[Stored data]

_ _ _ _ _

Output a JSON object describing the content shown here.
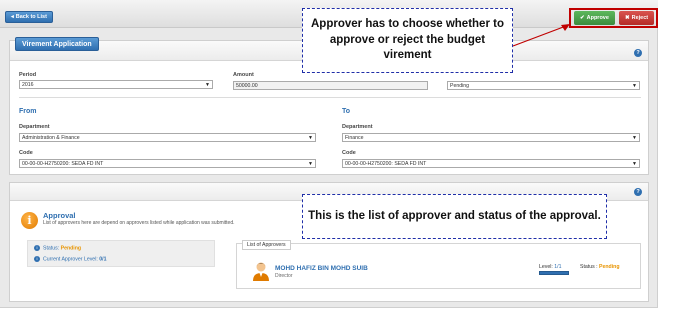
{
  "toolbar": {
    "back_label": "Back to List",
    "approve_label": "Approve",
    "reject_label": "Reject"
  },
  "virement": {
    "tab_title": "Virement Application",
    "period_label": "Period",
    "period_value": "2016",
    "amount_label": "Amount",
    "amount_value": "50000.00",
    "status_value": "Pending",
    "from_title": "From",
    "to_title": "To",
    "department_label": "Department",
    "code_label": "Code",
    "from_department": "Administration & Finance",
    "from_code": "00-00-00-H2750200: SEDA FD INT",
    "to_department": "Finance",
    "to_code": "00-00-00-H2750200: SEDA FD INT"
  },
  "approval": {
    "title": "Approval",
    "description": "List of approvers here are depend on approvers listed while application was submitted.",
    "status_label": "Status:",
    "status_value": "Pending",
    "current_level_label": "Current Approver Level:",
    "current_level_value": "0/1",
    "list_tab": "List of Approvers",
    "approver_name": "MOHD HAFIZ BIN MOHD SUIB",
    "approver_role": "Director",
    "level_label": "Level:",
    "level_value": "1/1",
    "approver_status_label": "Status :",
    "approver_status_value": "Pending"
  },
  "annotations": {
    "callout_top": "Approver has to choose whether to approve or reject the budget virement",
    "callout_bottom": "This is the list of approver and status of the approval."
  },
  "icons": {
    "back": "arrow-left-icon",
    "approve": "check-icon",
    "reject": "close-icon",
    "help": "question-icon",
    "info": "info-icon",
    "person": "user-avatar-icon"
  },
  "colors": {
    "primary": "#2f6fb0",
    "approve": "#4cae4c",
    "reject": "#c9302c",
    "pending": "#e89400",
    "highlight": "#c00000",
    "callout_border": "#1f2ea8"
  }
}
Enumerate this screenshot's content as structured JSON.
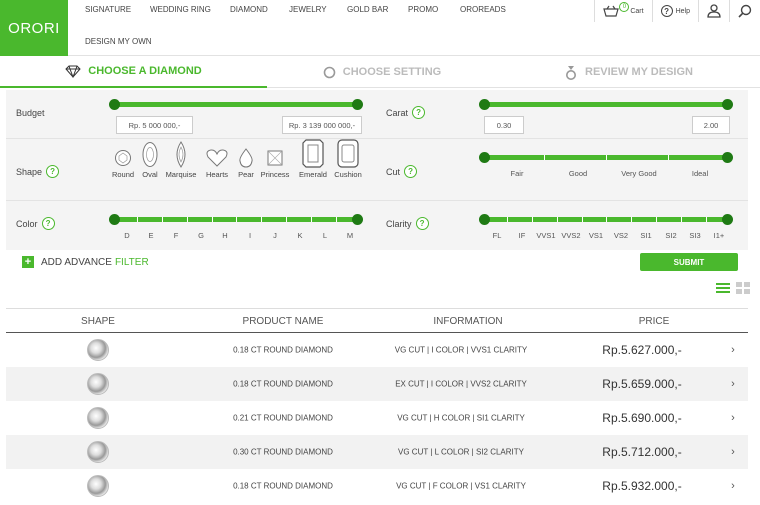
{
  "brand": {
    "logo": "ORORI",
    "accent": "#4ab82d",
    "accent_dark": "#1f7a14"
  },
  "nav": {
    "items": [
      "SIGNATURE",
      "WEDDING RING",
      "DIAMOND",
      "JEWELRY",
      "GOLD BAR",
      "PROMO",
      "OROREADS"
    ],
    "second_row": "DESIGN MY OWN"
  },
  "header_actions": {
    "cart_count": "0",
    "cart_label": "Cart",
    "help_label": "Help"
  },
  "steps": [
    "CHOOSE A DIAMOND",
    "CHOOSE SETTING",
    "REVIEW MY DESIGN"
  ],
  "filters": {
    "budget": {
      "label": "Budget",
      "min": "Rp. 5 000 000,-",
      "max": "Rp. 3 139 000 000,-"
    },
    "carat": {
      "label": "Carat",
      "help": "?",
      "min": "0.30",
      "max": "2.00"
    },
    "shape": {
      "label": "Shape",
      "help": "?",
      "options": [
        "Round",
        "Oval",
        "Marquise",
        "Hearts",
        "Pear",
        "Princess",
        "Emerald",
        "Cushion"
      ]
    },
    "cut": {
      "label": "Cut",
      "help": "?",
      "options": [
        "Fair",
        "Good",
        "Very Good",
        "Ideal"
      ]
    },
    "color": {
      "label": "Color",
      "help": "?",
      "options": [
        "D",
        "E",
        "F",
        "G",
        "H",
        "I",
        "J",
        "K",
        "L",
        "M"
      ]
    },
    "clarity": {
      "label": "Clarity",
      "help": "?",
      "options": [
        "FL",
        "IF",
        "VVS1",
        "VVS2",
        "VS1",
        "VS2",
        "SI1",
        "SI2",
        "SI3",
        "I1+"
      ]
    }
  },
  "advance": {
    "prefix": "ADD ADVANCE",
    "highlight": "FILTER",
    "plus": "+"
  },
  "submit_label": "SUBMIT",
  "table": {
    "headers": [
      "SHAPE",
      "PRODUCT NAME",
      "INFORMATION",
      "PRICE"
    ],
    "rows": [
      {
        "name": "0.18 CT ROUND DIAMOND",
        "info": "VG CUT | I COLOR | VVS1 CLARITY",
        "price": "Rp.5.627.000,-"
      },
      {
        "name": "0.18 CT ROUND DIAMOND",
        "info": "EX CUT | I COLOR | VVS2 CLARITY",
        "price": "Rp.5.659.000,-"
      },
      {
        "name": "0.21 CT ROUND DIAMOND",
        "info": "VG CUT | H COLOR | SI1 CLARITY",
        "price": "Rp.5.690.000,-"
      },
      {
        "name": "0.30 CT ROUND DIAMOND",
        "info": "VG CUT | L COLOR | SI2 CLARITY",
        "price": "Rp.5.712.000,-"
      },
      {
        "name": "0.18 CT ROUND DIAMOND",
        "info": "VG CUT | F COLOR | VS1 CLARITY",
        "price": "Rp.5.932.000,-"
      }
    ]
  }
}
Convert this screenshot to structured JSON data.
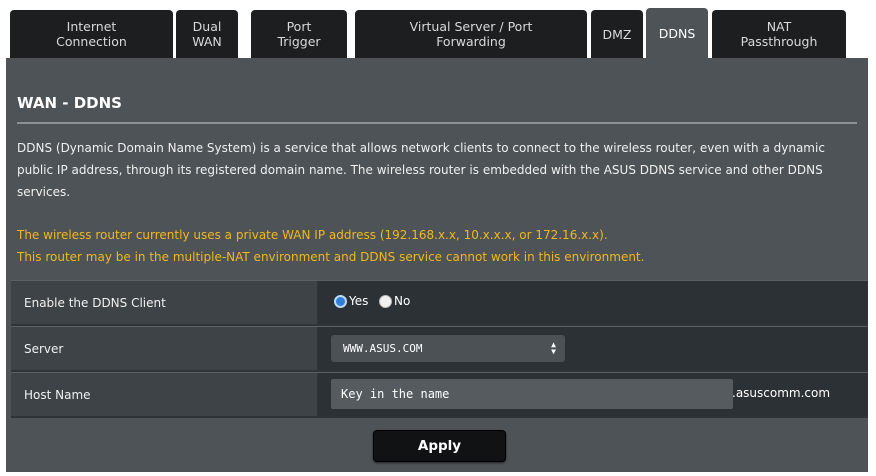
{
  "tabs": [
    {
      "label": "Internet\nConnection"
    },
    {
      "label": "Dual\nWAN"
    },
    {
      "label": "Port\nTrigger"
    },
    {
      "label": "Virtual Server / Port\nForwarding"
    },
    {
      "label": "DMZ"
    },
    {
      "label": "DDNS"
    },
    {
      "label": "NAT\nPassthrough"
    }
  ],
  "active_tab": "DDNS",
  "page": {
    "title": "WAN - DDNS",
    "description": "DDNS (Dynamic Domain Name System) is a service that allows network clients to connect to the wireless router, even with a dynamic public IP address, through its registered domain name. The wireless router is embedded with the ASUS DDNS service and other DDNS services.",
    "warning_line1": "The wireless router currently uses a private WAN IP address (192.168.x.x, 10.x.x.x, or 172.16.x.x).",
    "warning_line2": "This router may be in the multiple-NAT environment and DDNS service cannot work in this environment."
  },
  "form": {
    "enable_label": "Enable the DDNS Client",
    "yes_label": "Yes",
    "no_label": "No",
    "enable_value": "Yes",
    "server_label": "Server",
    "server_value": "WWW.ASUS.COM",
    "host_label": "Host Name",
    "host_placeholder": "Key in the name",
    "host_suffix": ".asuscomm.com"
  },
  "apply_label": "Apply",
  "colors": {
    "panel": "#4d5357",
    "tab": "#1d1e20",
    "warning": "#f2b81a",
    "radio_selected": "#2f7fd8"
  }
}
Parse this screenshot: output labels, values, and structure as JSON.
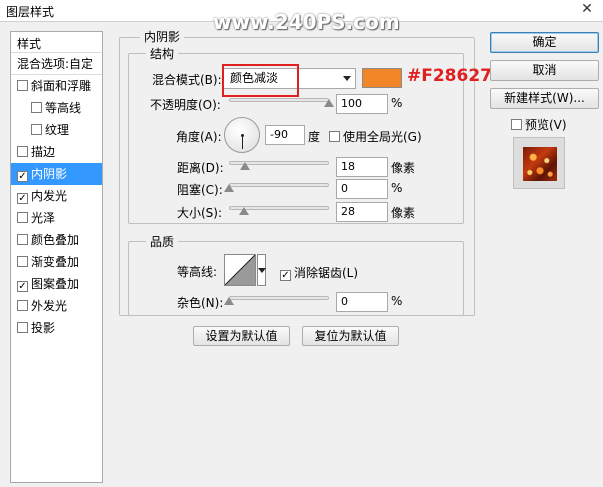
{
  "window": {
    "title": "图层样式",
    "close_glyph": "✕"
  },
  "watermark": "www.240PS.com",
  "styles_list": {
    "header": "样式",
    "blend_options": "混合选项:自定",
    "items": [
      {
        "label": "斜面和浮雕",
        "checked": false
      },
      {
        "label": "等高线",
        "checked": false,
        "sub": true
      },
      {
        "label": "纹理",
        "checked": false,
        "sub": true
      },
      {
        "label": "描边",
        "checked": false
      },
      {
        "label": "内阴影",
        "checked": true,
        "selected": true
      },
      {
        "label": "内发光",
        "checked": true
      },
      {
        "label": "光泽",
        "checked": false
      },
      {
        "label": "颜色叠加",
        "checked": false
      },
      {
        "label": "渐变叠加",
        "checked": false
      },
      {
        "label": "图案叠加",
        "checked": true
      },
      {
        "label": "外发光",
        "checked": false
      },
      {
        "label": "投影",
        "checked": false
      }
    ]
  },
  "panel": {
    "title": "内阴影",
    "structure": {
      "title": "结构",
      "blend_mode_label": "混合模式(B):",
      "blend_mode_value": "颜色减淡",
      "color_hex": "#F28627",
      "opacity_label": "不透明度(O):",
      "opacity_value": "100",
      "opacity_unit": "%",
      "opacity_level": 1.0,
      "angle_label": "角度(A):",
      "angle_value": "-90",
      "angle_unit": "度",
      "global_light_label": "使用全局光(G)",
      "global_light_checked": false,
      "distance_label": "距离(D):",
      "distance_value": "18",
      "distance_unit": "像素",
      "choke_label": "阻塞(C):",
      "choke_value": "0",
      "choke_unit": "%",
      "size_label": "大小(S):",
      "size_value": "28",
      "size_unit": "像素"
    },
    "quality": {
      "title": "品质",
      "contour_label": "等高线:",
      "anti_alias_label": "消除锯齿(L)",
      "anti_alias_checked": true,
      "noise_label": "杂色(N):",
      "noise_value": "0",
      "noise_unit": "%"
    },
    "set_default": "设置为默认值",
    "reset_default": "复位为默认值"
  },
  "buttons": {
    "ok": "确定",
    "cancel": "取消",
    "new_style": "新建样式(W)...",
    "preview_label": "预览(V)",
    "preview_checked": false
  },
  "colors": {
    "swatch": "#F28627",
    "selection": "#3399ff",
    "annotation": "#e02020"
  }
}
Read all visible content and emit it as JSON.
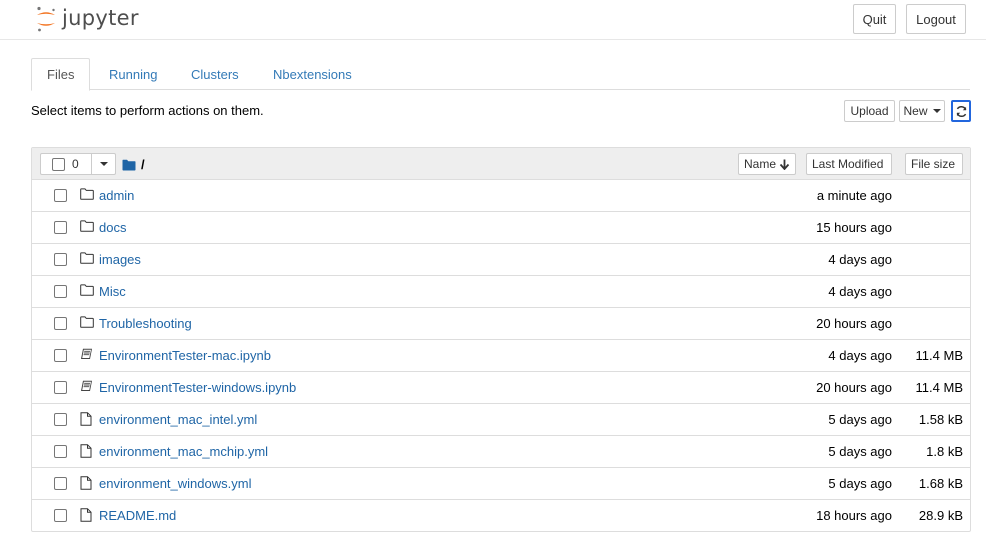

_ _ _ _ _

Task: Your task is to gather every line with the word "JSON" and copy it.

Written answer:
Output a JSON object describing the content shown here.
Enumerate this screenshot's content as structured JSON.
Convert this screenshot to structured JSON data.
Parse this screenshot: output labels, values, and structure as JSON.
Read all visible content and emit it as JSON.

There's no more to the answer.